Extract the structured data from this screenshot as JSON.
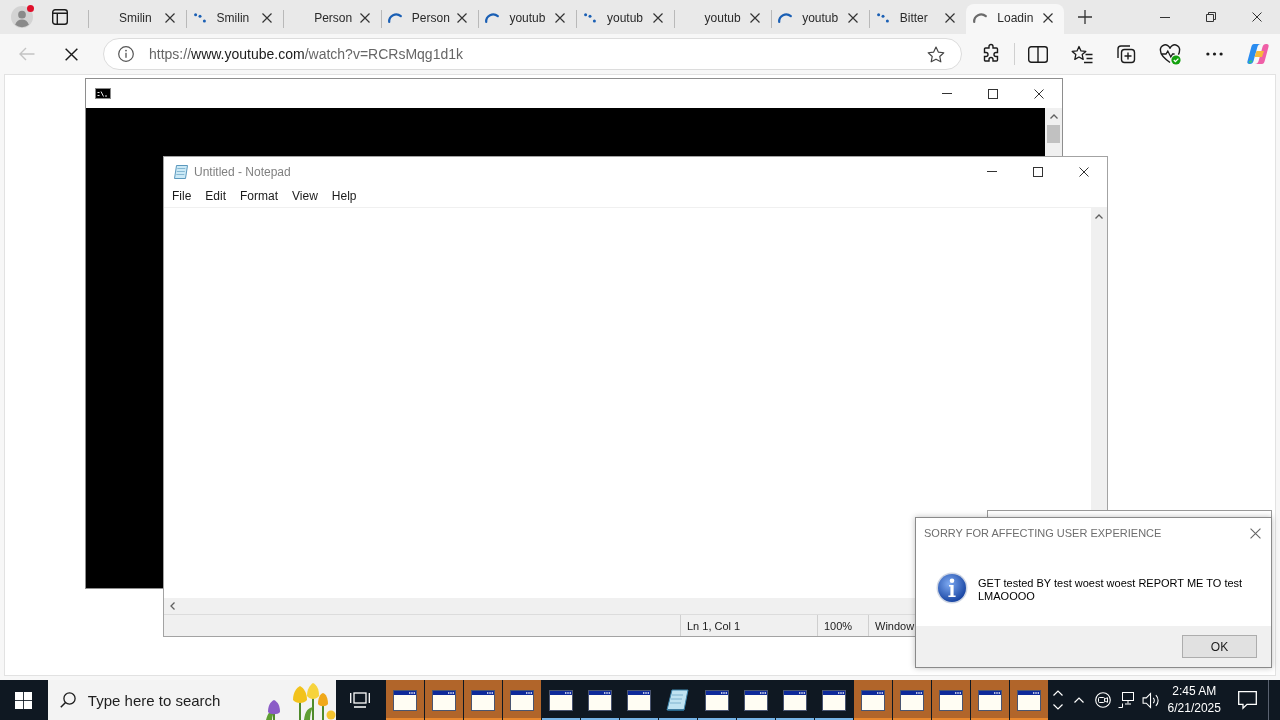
{
  "browser": {
    "tabs": [
      {
        "kind": "plain",
        "title": "Smilin",
        "selected": false
      },
      {
        "kind": "dots",
        "title": "Smilin",
        "selected": false
      },
      {
        "kind": "plain",
        "title": "Person",
        "selected": false
      },
      {
        "kind": "arc",
        "title": "Person",
        "selected": false
      },
      {
        "kind": "arc",
        "title": "youtub",
        "selected": false
      },
      {
        "kind": "dots",
        "title": "youtub",
        "selected": false
      },
      {
        "kind": "plain",
        "title": "youtub",
        "selected": false
      },
      {
        "kind": "arc",
        "title": "youtub",
        "selected": false
      },
      {
        "kind": "dots",
        "title": "Bitter",
        "selected": false
      },
      {
        "kind": "arc",
        "title": "Loadin",
        "selected": true
      }
    ],
    "navigation": {
      "back_disabled": true,
      "loading": true
    },
    "address_bar": {
      "scheme": "https://",
      "host": "www.youtube.com",
      "path": "/watch?v=RCRsMqg1d1k"
    }
  },
  "notepad": {
    "title": "Untitled - Notepad",
    "menu": [
      "File",
      "Edit",
      "Format",
      "View",
      "Help"
    ],
    "status": [
      "Ln 1, Col 1",
      "100%",
      "Window"
    ]
  },
  "dialog": {
    "title": "SORRY FOR AFFECTING USER EXPERIENCE",
    "message": "GET tested BY test woest woest REPORT ME TO test LMAOOOO",
    "button": "OK"
  },
  "taskbar": {
    "search": {
      "placeholder": "Type here to search"
    },
    "apps": [
      {
        "kind": "window",
        "flashing": true,
        "running": true
      },
      {
        "kind": "window",
        "flashing": true,
        "running": true
      },
      {
        "kind": "window",
        "flashing": true,
        "running": true
      },
      {
        "kind": "window",
        "flashing": true,
        "running": true
      },
      {
        "kind": "window",
        "flashing": false,
        "running": true
      },
      {
        "kind": "window",
        "flashing": false,
        "running": true
      },
      {
        "kind": "window",
        "flashing": false,
        "running": true
      },
      {
        "kind": "notepad",
        "flashing": false,
        "running": true
      },
      {
        "kind": "window",
        "flashing": false,
        "running": true
      },
      {
        "kind": "window",
        "flashing": false,
        "running": true
      },
      {
        "kind": "window",
        "flashing": false,
        "running": true
      },
      {
        "kind": "window",
        "flashing": false,
        "running": true
      },
      {
        "kind": "window",
        "flashing": true,
        "running": true
      },
      {
        "kind": "window",
        "flashing": true,
        "running": true
      },
      {
        "kind": "window",
        "flashing": true,
        "running": true
      },
      {
        "kind": "window",
        "flashing": true,
        "running": true
      },
      {
        "kind": "window",
        "flashing": true,
        "running": true
      }
    ],
    "clock": {
      "time": "2:45 AM",
      "date": "6/21/2025"
    }
  }
}
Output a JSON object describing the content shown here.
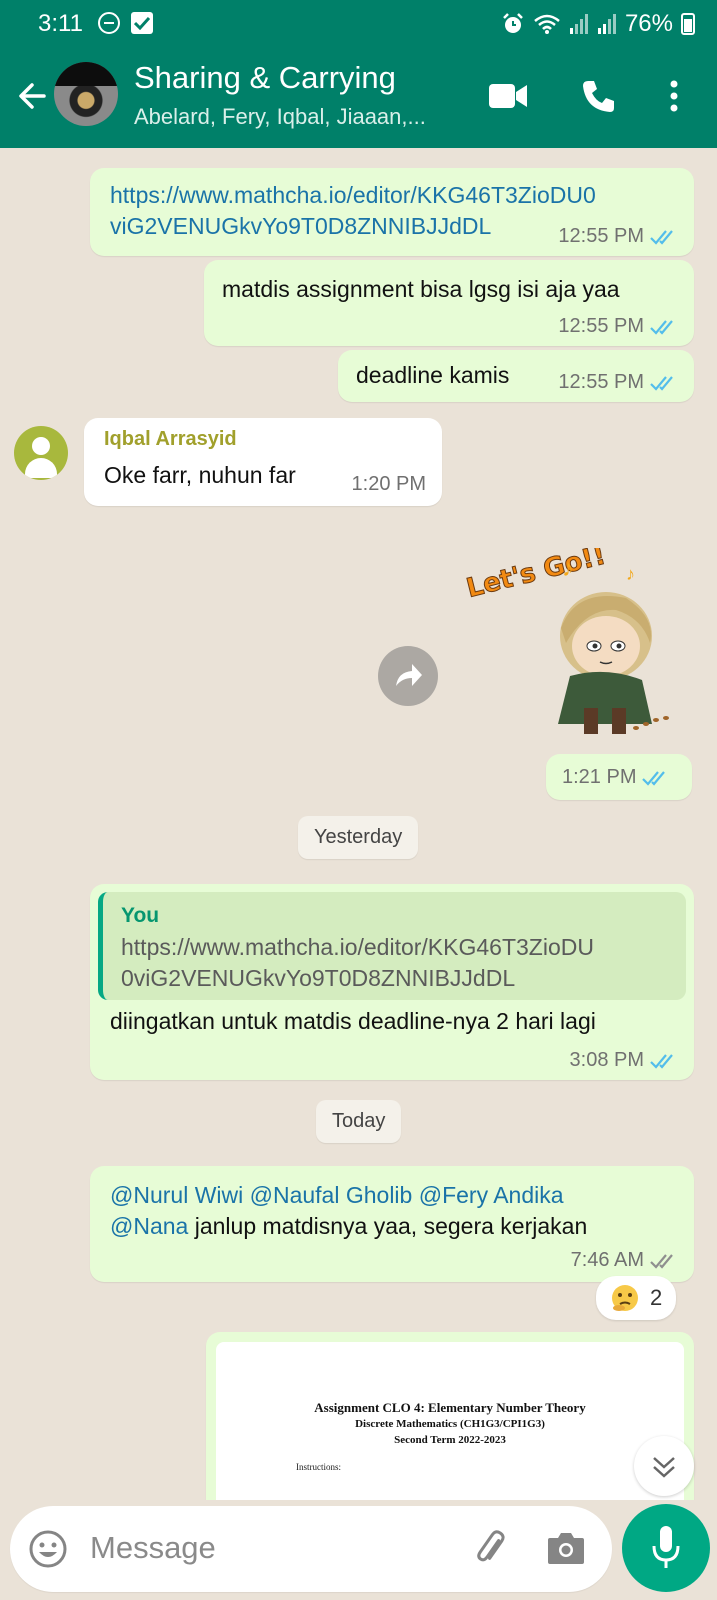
{
  "status_bar": {
    "time": "3:11",
    "battery": "76%"
  },
  "header": {
    "title": "Sharing & Carrying",
    "subtitle": "Abelard, Fery, Iqbal, Jiaaan,..."
  },
  "messages": {
    "m1": {
      "text_line1": "https://www.mathcha.io/editor/KKG46T3ZioDU0",
      "text_line2": "viG2VENUGkvYo9T0D8ZNNIBJJdDL",
      "time": "12:55 PM"
    },
    "m2": {
      "text": "matdis assignment bisa lgsg isi aja yaa",
      "time": "12:55 PM"
    },
    "m3": {
      "text": "deadline kamis",
      "time": "12:55 PM"
    },
    "m4": {
      "sender": "Iqbal Arrasyid",
      "text": "Oke farr, nuhun far",
      "time": "1:20 PM"
    },
    "m5": {
      "sticker_text": "Let's Go!!",
      "time": "1:21 PM"
    },
    "m6": {
      "quote_name": "You",
      "quote_line1": "https://www.mathcha.io/editor/KKG46T3ZioDU",
      "quote_line2": "0viG2VENUGkvYo9T0D8ZNNIBJJdDL",
      "text": "diingatkan untuk matdis deadline-nya 2 hari lagi",
      "time": "3:08 PM"
    },
    "m7": {
      "mentions_line1": "@Nurul Wiwi @Naufal Gholib @Fery Andika",
      "mention_line2": "@Nana",
      "text_line2": " janlup matdisnya yaa, segera kerjakan",
      "time": "7:46 AM",
      "reaction_count": "2"
    },
    "m8": {
      "doc_title": "Assignment CLO 4: Elementary Number Theory",
      "doc_course": "Discrete Mathematics (CH1G3/CPI1G3)",
      "doc_term": "Second Term 2022-2023",
      "doc_instructions": "Instructions:"
    }
  },
  "dates": {
    "yesterday": "Yesterday",
    "today": "Today"
  },
  "input": {
    "placeholder": "Message"
  },
  "colors": {
    "header": "#008069",
    "out_bubble": "#e7fcd6",
    "in_bubble": "#ffffff",
    "tick_read": "#53bdeb",
    "mic": "#00a884"
  }
}
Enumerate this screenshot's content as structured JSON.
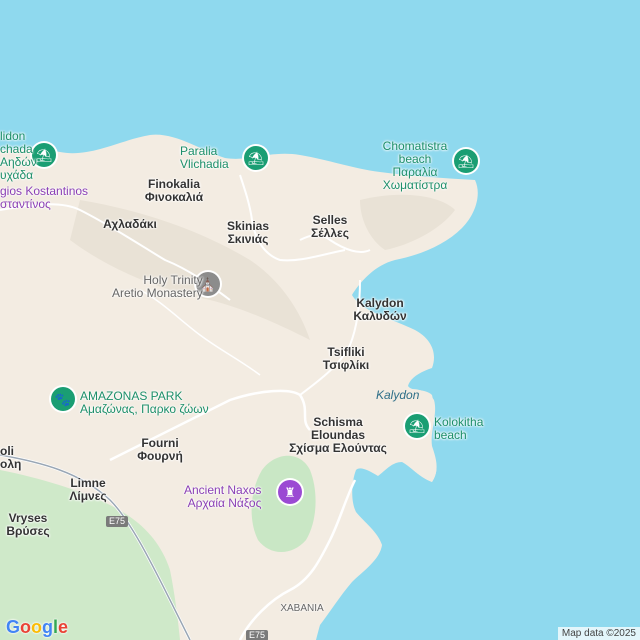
{
  "map": {
    "colors": {
      "water": "#8fd9ee",
      "land": "#f3ece2",
      "park": "#c9e7c5",
      "road": "#ffffff",
      "route": "#9aa7b5"
    },
    "places": {
      "finokalia": {
        "en": "Finokalia",
        "gr": "Φινοκαλιά"
      },
      "achladaki": {
        "en": "Αχλαδάκι"
      },
      "skinias": {
        "en": "Skinias",
        "gr": "Σκινιάς"
      },
      "selles": {
        "en": "Selles",
        "gr": "Σέλλες"
      },
      "kalydon": {
        "en": "Kalydon",
        "gr": "Καλυδών"
      },
      "tsifliki": {
        "en": "Tsifliki",
        "gr": "Τσιφλίκι"
      },
      "kalydon_water": "Kalydon",
      "schisma": {
        "en1": "Schisma",
        "en2": "Eloundas",
        "gr": "Σχίσμα Ελούντας"
      },
      "fourni": {
        "en": "Fourni",
        "gr": "Φουρνή"
      },
      "limne": {
        "en": "Limne",
        "gr": "Λίμνες"
      },
      "vryses": {
        "en": "Vryses",
        "gr": "Βρύσες"
      },
      "noli": {
        "en": "oli",
        "gr": "ολη"
      },
      "chavania": "ΧΑΒΑΝΙΑ"
    },
    "pois": {
      "lidon": {
        "en1": "lidon",
        "en2": "chada",
        "gr1": "Αηδών",
        "gr2": "υχάδα",
        "icon": "beach-icon"
      },
      "agios": {
        "en": "gios Kostantinos",
        "gr": "σταντίνος"
      },
      "paralia_vlichadia": {
        "en1": "Paralia",
        "en2": "Vlichadia",
        "icon": "beach-icon"
      },
      "chomatistra": {
        "en1": "Chomatistra",
        "en2": "beach",
        "gr1": "Παραλία",
        "gr2": "Χωματίστρα",
        "icon": "beach-icon"
      },
      "holy_trinity": {
        "en1": "Holy Trinity",
        "en2": "Aretio Monastery",
        "icon": "monastery-icon"
      },
      "amazonas": {
        "en": "AMAZONAS PARK",
        "gr": "Αμαζώνας, Παρκο ζώων",
        "icon": "paw-icon"
      },
      "kolokitha": {
        "en1": "Kolokitha",
        "en2": "beach",
        "icon": "beach-icon"
      },
      "ancient_naxos": {
        "en": "Ancient Naxos",
        "gr": "Αρχαία Νάξος",
        "icon": "ruins-icon"
      }
    },
    "roads": {
      "e75_a": "E75",
      "e75_b": "E75"
    },
    "footer": {
      "logo": [
        "G",
        "o",
        "o",
        "g",
        "l",
        "e"
      ],
      "attribution": "Map data ©2025"
    }
  }
}
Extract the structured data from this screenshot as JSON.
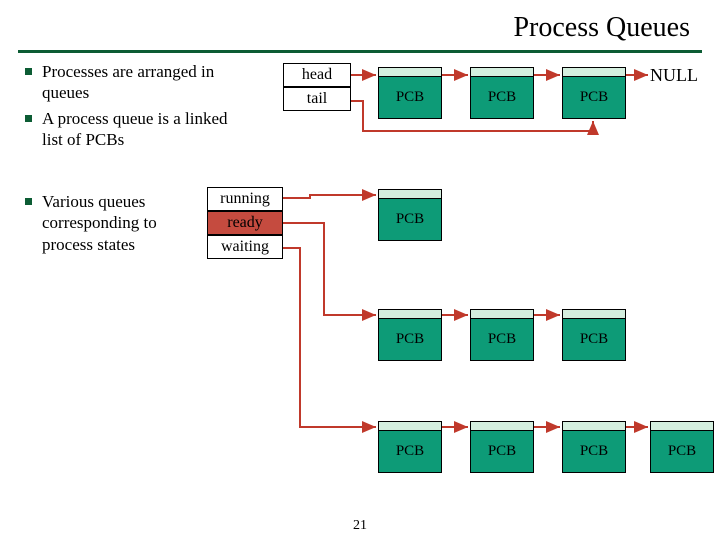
{
  "title": "Process Queues",
  "bullets1": [
    "Processes are arranged in queues",
    "A process queue is a linked list of PCBs"
  ],
  "bullets2": [
    "Various queues corresponding to process states"
  ],
  "headtail": {
    "head": "head",
    "tail": "tail"
  },
  "states": {
    "running": "running",
    "ready": "ready",
    "waiting": "waiting"
  },
  "pcb_label": "PCB",
  "null_label": "NULL",
  "slide_number": "21"
}
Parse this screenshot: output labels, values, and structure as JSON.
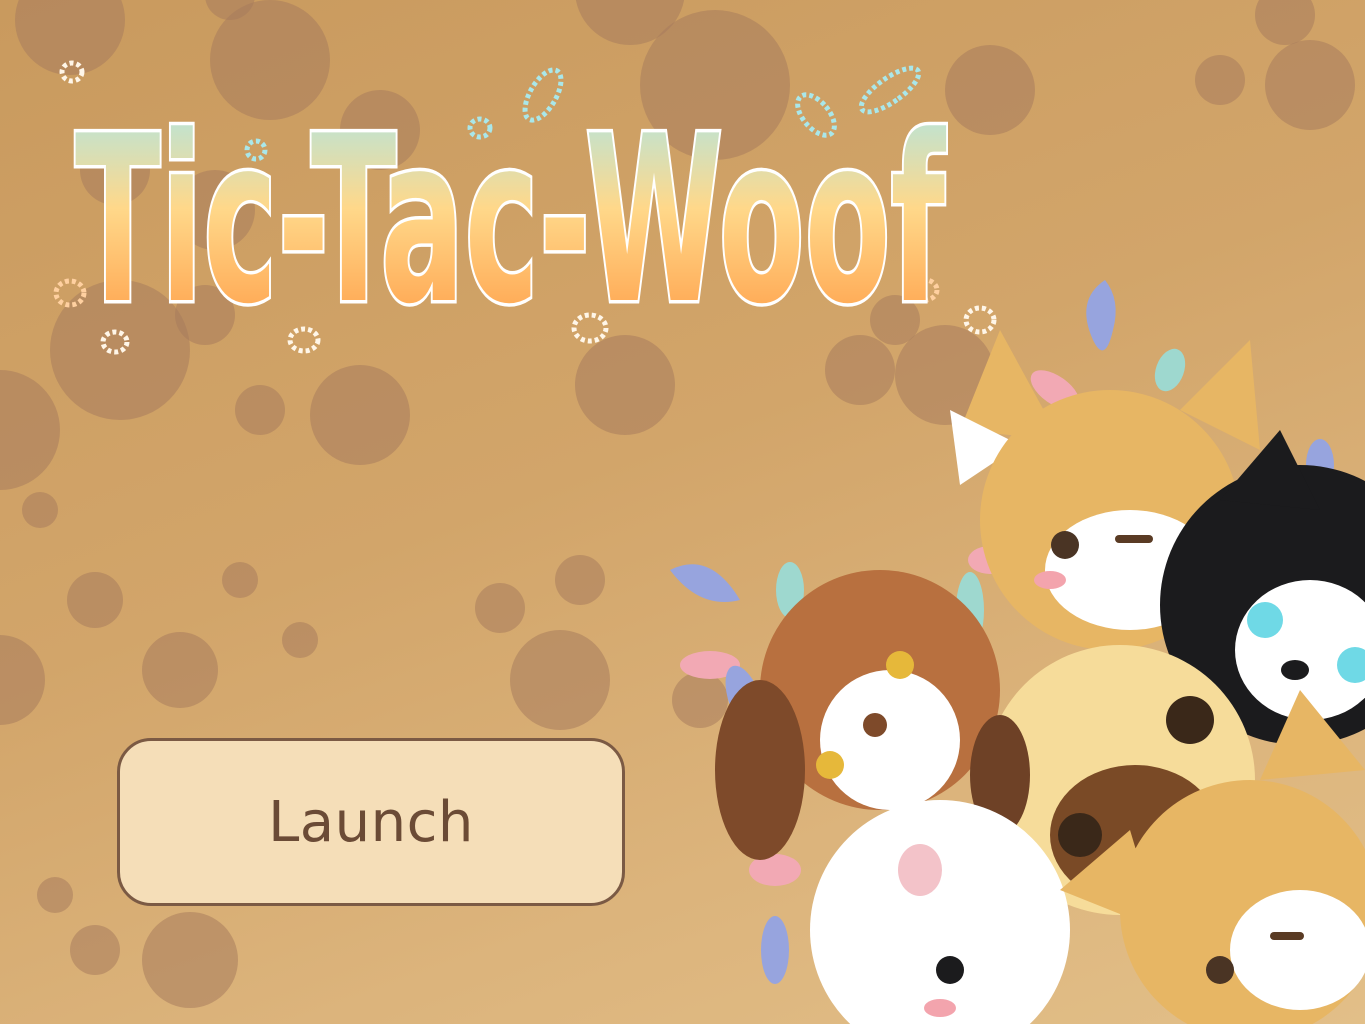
{
  "game": {
    "title": "Tic-Tac-Woof",
    "launch_label": "Launch"
  },
  "colors": {
    "background": "#d2a56a",
    "paw_print": "#a87c5c",
    "button_fill": "#f5deb8",
    "button_border": "#7b5a44",
    "button_text": "#6b4b36",
    "title_top": "#a8e6ea",
    "title_mid": "#ffd27a",
    "title_bottom": "#ff9a45"
  },
  "icons": [
    "paw-print-icon",
    "splash-icon",
    "dog-icon"
  ]
}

■ WHAT IS BEING ASKED ■
In the lines above, find each one with "deadline" and list it.

■ FINAL ANSWER ■
      "text": "deadline kamis",
      "text": "diingatkan untuk matdis deadline-nya 2 hari lagi",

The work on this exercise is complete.